EXERCISE
Set each entry down verbatim, omitting images.

SOURCE DATA
[start]
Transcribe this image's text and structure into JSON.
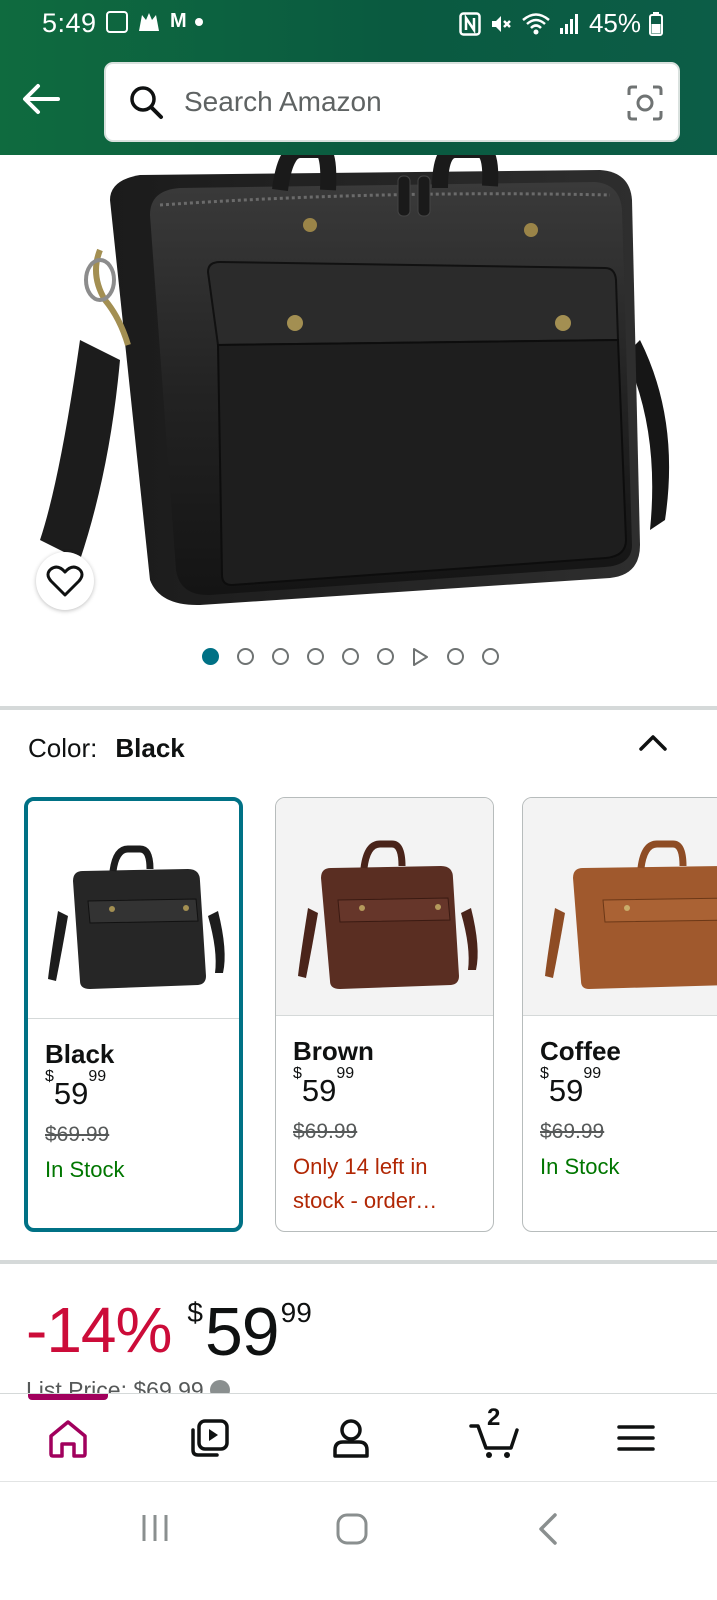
{
  "status_bar": {
    "time": "5:49",
    "notification_letter": "M",
    "battery": "45%"
  },
  "search": {
    "placeholder": "Search Amazon"
  },
  "gallery": {
    "image_count": 9,
    "active_index": 0,
    "video_index": 6
  },
  "color_selector": {
    "label": "Color:",
    "selected": "Black",
    "options": [
      {
        "name": "Black",
        "price_whole": "59",
        "price_fraction": "99",
        "currency": "$",
        "list_price": "$69.99",
        "availability": "In Stock",
        "selected": true
      },
      {
        "name": "Brown",
        "price_whole": "59",
        "price_fraction": "99",
        "currency": "$",
        "list_price": "$69.99",
        "availability": "Only 14 left in stock - order…",
        "selected": false
      },
      {
        "name": "Coffee",
        "price_whole": "59",
        "price_fraction": "99",
        "currency": "$",
        "list_price": "$69.99",
        "availability": "In Stock",
        "selected": false
      }
    ]
  },
  "deal": {
    "discount": "-14%",
    "currency": "$",
    "price_whole": "59",
    "price_fraction": "99",
    "list_price_text": "List Price: $69.99"
  },
  "bottom_nav": {
    "cart_count": "2",
    "items": [
      "home-icon",
      "inspire-icon",
      "account-icon",
      "cart-icon",
      "menu-icon"
    ]
  },
  "colors": {
    "header": "#0a5a40",
    "accent_teal": "#007185",
    "deal_red": "#cc0c39",
    "in_stock": "#007600",
    "low_stock": "#b12704",
    "nav_active": "#a1005d"
  }
}
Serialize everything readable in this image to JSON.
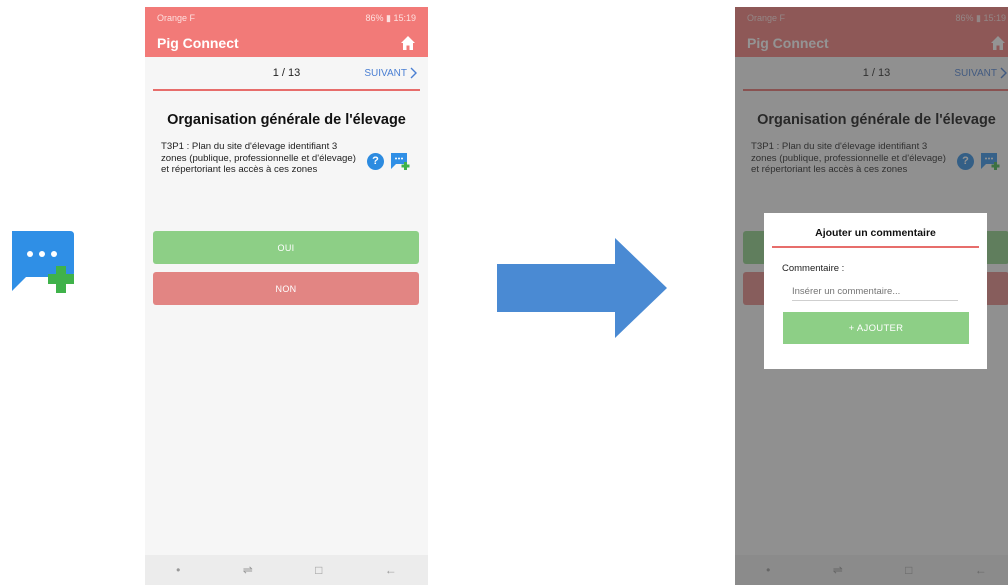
{
  "status": {
    "carrier": "Orange F",
    "indicators": "86%",
    "time": "15:19"
  },
  "app": {
    "title": "Pig Connect",
    "home_icon": "home-icon"
  },
  "pager": {
    "count": "1 / 13",
    "next_label": "SUIVANT"
  },
  "section": {
    "heading": "Organisation générale de l'élevage",
    "question": "T3P1 : Plan du site d'élevage identifiant 3 zones (publique, professionnelle et d'élevage) et répertoriant les accès à ces zones"
  },
  "answers": {
    "yes": "OUI",
    "no": "NON"
  },
  "dialog": {
    "title": "Ajouter un commentaire",
    "label": "Commentaire :",
    "placeholder": "Insérer un commentaire...",
    "submit": "+ AJOUTER"
  },
  "colors": {
    "accent": "#f27a78",
    "yes": "#8dcf86",
    "no": "#e28583",
    "link": "#4a7fd3",
    "arrow": "#4a8ad3"
  }
}
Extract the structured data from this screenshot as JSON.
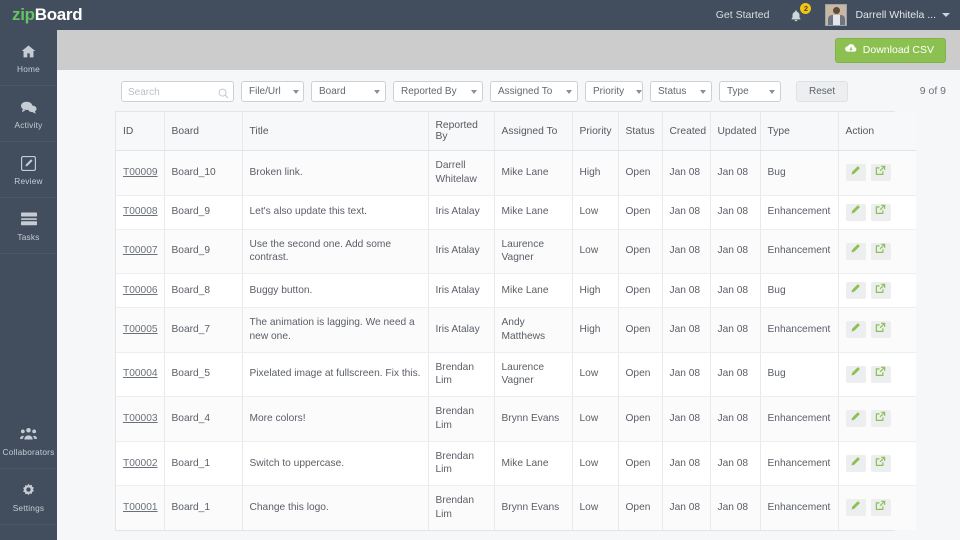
{
  "header": {
    "logo_zip": "zip",
    "logo_board": "Board",
    "get_started": "Get Started",
    "notification_count": "2",
    "user_name": "Darrell Whitela ..."
  },
  "sidebar": {
    "items": [
      {
        "label": "Home",
        "icon": "home-icon"
      },
      {
        "label": "Activity",
        "icon": "comment-icon"
      },
      {
        "label": "Review",
        "icon": "pencil-icon"
      },
      {
        "label": "Tasks",
        "icon": "list-icon"
      },
      {
        "label": "Collaborators",
        "icon": "users-icon"
      },
      {
        "label": "Settings",
        "icon": "gear-icon"
      }
    ]
  },
  "toolbar": {
    "download_csv": "Download CSV"
  },
  "filters": {
    "search_placeholder": "Search",
    "search_value": "",
    "file_url": "File/Url",
    "board": "Board",
    "reported_by": "Reported By",
    "assigned_to": "Assigned To",
    "priority": "Priority",
    "status": "Status",
    "type": "Type",
    "reset": "Reset",
    "count": "9 of 9"
  },
  "table": {
    "columns": [
      "ID",
      "Board",
      "Title",
      "Reported By",
      "Assigned To",
      "Priority",
      "Status",
      "Created",
      "Updated",
      "Type",
      "Action"
    ],
    "rows": [
      {
        "id": "T00009",
        "board": "Board_10",
        "title": "Broken link.",
        "reported_by": "Darrell Whitelaw",
        "assigned_to": "Mike Lane",
        "priority": "High",
        "status": "Open",
        "created": "Jan 08",
        "updated": "Jan 08",
        "type": "Bug"
      },
      {
        "id": "T00008",
        "board": "Board_9",
        "title": "Let's also update this text.",
        "reported_by": "Iris Atalay",
        "assigned_to": "Mike Lane",
        "priority": "Low",
        "status": "Open",
        "created": "Jan 08",
        "updated": "Jan 08",
        "type": "Enhancement"
      },
      {
        "id": "T00007",
        "board": "Board_9",
        "title": "Use the second one. Add some contrast.",
        "reported_by": "Iris Atalay",
        "assigned_to": "Laurence Vagner",
        "priority": "Low",
        "status": "Open",
        "created": "Jan 08",
        "updated": "Jan 08",
        "type": "Enhancement"
      },
      {
        "id": "T00006",
        "board": "Board_8",
        "title": "Buggy button.",
        "reported_by": "Iris Atalay",
        "assigned_to": "Mike Lane",
        "priority": "High",
        "status": "Open",
        "created": "Jan 08",
        "updated": "Jan 08",
        "type": "Bug"
      },
      {
        "id": "T00005",
        "board": "Board_7",
        "title": "The animation is lagging. We need a new one.",
        "reported_by": "Iris Atalay",
        "assigned_to": "Andy Matthews",
        "priority": "High",
        "status": "Open",
        "created": "Jan 08",
        "updated": "Jan 08",
        "type": "Enhancement"
      },
      {
        "id": "T00004",
        "board": "Board_5",
        "title": "Pixelated image at fullscreen. Fix this.",
        "reported_by": "Brendan Lim",
        "assigned_to": "Laurence Vagner",
        "priority": "Low",
        "status": "Open",
        "created": "Jan 08",
        "updated": "Jan 08",
        "type": "Bug"
      },
      {
        "id": "T00003",
        "board": "Board_4",
        "title": "More colors!",
        "reported_by": "Brendan Lim",
        "assigned_to": "Brynn Evans",
        "priority": "Low",
        "status": "Open",
        "created": "Jan 08",
        "updated": "Jan 08",
        "type": "Enhancement"
      },
      {
        "id": "T00002",
        "board": "Board_1",
        "title": "Switch to uppercase.",
        "reported_by": "Brendan Lim",
        "assigned_to": "Mike Lane",
        "priority": "Low",
        "status": "Open",
        "created": "Jan 08",
        "updated": "Jan 08",
        "type": "Enhancement"
      },
      {
        "id": "T00001",
        "board": "Board_1",
        "title": "Change this logo.",
        "reported_by": "Brendan Lim",
        "assigned_to": "Brynn Evans",
        "priority": "Low",
        "status": "Open",
        "created": "Jan 08",
        "updated": "Jan 08",
        "type": "Enhancement"
      }
    ],
    "action_icons": [
      "edit-pencil-icon",
      "open-external-icon"
    ]
  },
  "colors": {
    "brand_green": "#8cc152",
    "header_dark": "#424e5e",
    "toolbar_gray": "#cccccc",
    "page_bg": "#f6f7f8",
    "badge_yellow": "#f0c419"
  }
}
[end]
SOLUTION
Transcribe this image's text and structure into JSON.
{
  "status_bar": {
    "time": "5:49",
    "notification_letter": "M",
    "battery": "45%"
  },
  "search": {
    "placeholder": "Search Amazon"
  },
  "gallery": {
    "image_count": 9,
    "active_index": 0,
    "video_index": 6
  },
  "color_selector": {
    "label": "Color:",
    "selected": "Black",
    "options": [
      {
        "name": "Black",
        "price_whole": "59",
        "price_fraction": "99",
        "currency": "$",
        "list_price": "$69.99",
        "availability": "In Stock",
        "selected": true
      },
      {
        "name": "Brown",
        "price_whole": "59",
        "price_fraction": "99",
        "currency": "$",
        "list_price": "$69.99",
        "availability": "Only 14 left in stock - order…",
        "selected": false
      },
      {
        "name": "Coffee",
        "price_whole": "59",
        "price_fraction": "99",
        "currency": "$",
        "list_price": "$69.99",
        "availability": "In Stock",
        "selected": false
      }
    ]
  },
  "deal": {
    "discount": "-14%",
    "currency": "$",
    "price_whole": "59",
    "price_fraction": "99",
    "list_price_text": "List Price: $69.99"
  },
  "bottom_nav": {
    "cart_count": "2",
    "items": [
      "home-icon",
      "inspire-icon",
      "account-icon",
      "cart-icon",
      "menu-icon"
    ]
  },
  "colors": {
    "header": "#0a5a40",
    "accent_teal": "#007185",
    "deal_red": "#cc0c39",
    "in_stock": "#007600",
    "low_stock": "#b12704",
    "nav_active": "#a1005d"
  }
}
Serialize everything readable in this image to JSON.
{
  "status": {
    "carrier": "Orange F",
    "indicators": "86%",
    "time": "15:19"
  },
  "app": {
    "title": "Pig Connect",
    "home_icon": "home-icon"
  },
  "pager": {
    "count": "1 / 13",
    "next_label": "SUIVANT"
  },
  "section": {
    "heading": "Organisation générale de l'élevage",
    "question": "T3P1 : Plan du site d'élevage identifiant 3 zones (publique, professionnelle et d'élevage) et répertoriant les accès à ces zones"
  },
  "answers": {
    "yes": "OUI",
    "no": "NON"
  },
  "dialog": {
    "title": "Ajouter un commentaire",
    "label": "Commentaire :",
    "placeholder": "Insérer un commentaire...",
    "submit": "+ AJOUTER"
  },
  "colors": {
    "accent": "#f27a78",
    "yes": "#8dcf86",
    "no": "#e28583",
    "link": "#4a7fd3",
    "arrow": "#4a8ad3"
  }
}
Extract the structured data from this screenshot as JSON.
{
  "header": {
    "logo_zip": "zip",
    "logo_board": "Board",
    "get_started": "Get Started",
    "notification_count": "2",
    "user_name": "Darrell Whitela ..."
  },
  "sidebar": {
    "items": [
      {
        "label": "Home",
        "icon": "home-icon"
      },
      {
        "label": "Activity",
        "icon": "comment-icon"
      },
      {
        "label": "Review",
        "icon": "pencil-icon"
      },
      {
        "label": "Tasks",
        "icon": "list-icon"
      },
      {
        "label": "Collaborators",
        "icon": "users-icon"
      },
      {
        "label": "Settings",
        "icon": "gear-icon"
      }
    ]
  },
  "toolbar": {
    "download_csv": "Download CSV"
  },
  "filters": {
    "search_placeholder": "Search",
    "search_value": "",
    "file_url": "File/Url",
    "board": "Board",
    "reported_by": "Reported By",
    "assigned_to": "Assigned To",
    "priority": "Priority",
    "status": "Status",
    "type": "Type",
    "reset": "Reset",
    "count": "9 of 9"
  },
  "table": {
    "columns": [
      "ID",
      "Board",
      "Title",
      "Reported By",
      "Assigned To",
      "Priority",
      "Status",
      "Created",
      "Updated",
      "Type",
      "Action"
    ],
    "rows": [
      {
        "id": "T00009",
        "board": "Board_10",
        "title": "Broken link.",
        "reported_by": "Darrell Whitelaw",
        "assigned_to": "Mike Lane",
        "priority": "High",
        "status": "Open",
        "created": "Jan 08",
        "updated": "Jan 08",
        "type": "Bug"
      },
      {
        "id": "T00008",
        "board": "Board_9",
        "title": "Let's also update this text.",
        "reported_by": "Iris Atalay",
        "assigned_to": "Mike Lane",
        "priority": "Low",
        "status": "Open",
        "created": "Jan 08",
        "updated": "Jan 08",
        "type": "Enhancement"
      },
      {
        "id": "T00007",
        "board": "Board_9",
        "title": "Use the second one. Add some contrast.",
        "reported_by": "Iris Atalay",
        "assigned_to": "Laurence Vagner",
        "priority": "Low",
        "status": "Open",
        "created": "Jan 08",
        "updated": "Jan 08",
        "type": "Enhancement"
      },
      {
        "id": "T00006",
        "board": "Board_8",
        "title": "Buggy button.",
        "reported_by": "Iris Atalay",
        "assigned_to": "Mike Lane",
        "priority": "High",
        "status": "Open",
        "created": "Jan 08",
        "updated": "Jan 08",
        "type": "Bug"
      },
      {
        "id": "T00005",
        "board": "Board_7",
        "title": "The animation is lagging. We need a new one.",
        "reported_by": "Iris Atalay",
        "assigned_to": "Andy Matthews",
        "priority": "High",
        "status": "Open",
        "created": "Jan 08",
        "updated": "Jan 08",
        "type": "Enhancement"
      },
      {
        "id": "T00004",
        "board": "Board_5",
        "title": "Pixelated image at fullscreen. Fix this.",
        "reported_by": "Brendan Lim",
        "assigned_to": "Laurence Vagner",
        "priority": "Low",
        "status": "Open",
        "created": "Jan 08",
        "updated": "Jan 08",
        "type": "Bug"
      },
      {
        "id": "T00003",
        "board": "Board_4",
        "title": "More colors!",
        "reported_by": "Brendan Lim",
        "assigned_to": "Brynn Evans",
        "priority": "Low",
        "status": "Open",
        "created": "Jan 08",
        "updated": "Jan 08",
        "type": "Enhancement"
      },
      {
        "id": "T00002",
        "board": "Board_1",
        "title": "Switch to uppercase.",
        "reported_by": "Brendan Lim",
        "assigned_to": "Mike Lane",
        "priority": "Low",
        "status": "Open",
        "created": "Jan 08",
        "updated": "Jan 08",
        "type": "Enhancement"
      },
      {
        "id": "T00001",
        "board": "Board_1",
        "title": "Change this logo.",
        "reported_by": "Brendan Lim",
        "assigned_to": "Brynn Evans",
        "priority": "Low",
        "status": "Open",
        "created": "Jan 08",
        "updated": "Jan 08",
        "type": "Enhancement"
      }
    ],
    "action_icons": [
      "edit-pencil-icon",
      "open-external-icon"
    ]
  },
  "colors": {
    "brand_green": "#8cc152",
    "header_dark": "#424e5e",
    "toolbar_gray": "#cccccc",
    "page_bg": "#f6f7f8",
    "badge_yellow": "#f0c419"
  }
}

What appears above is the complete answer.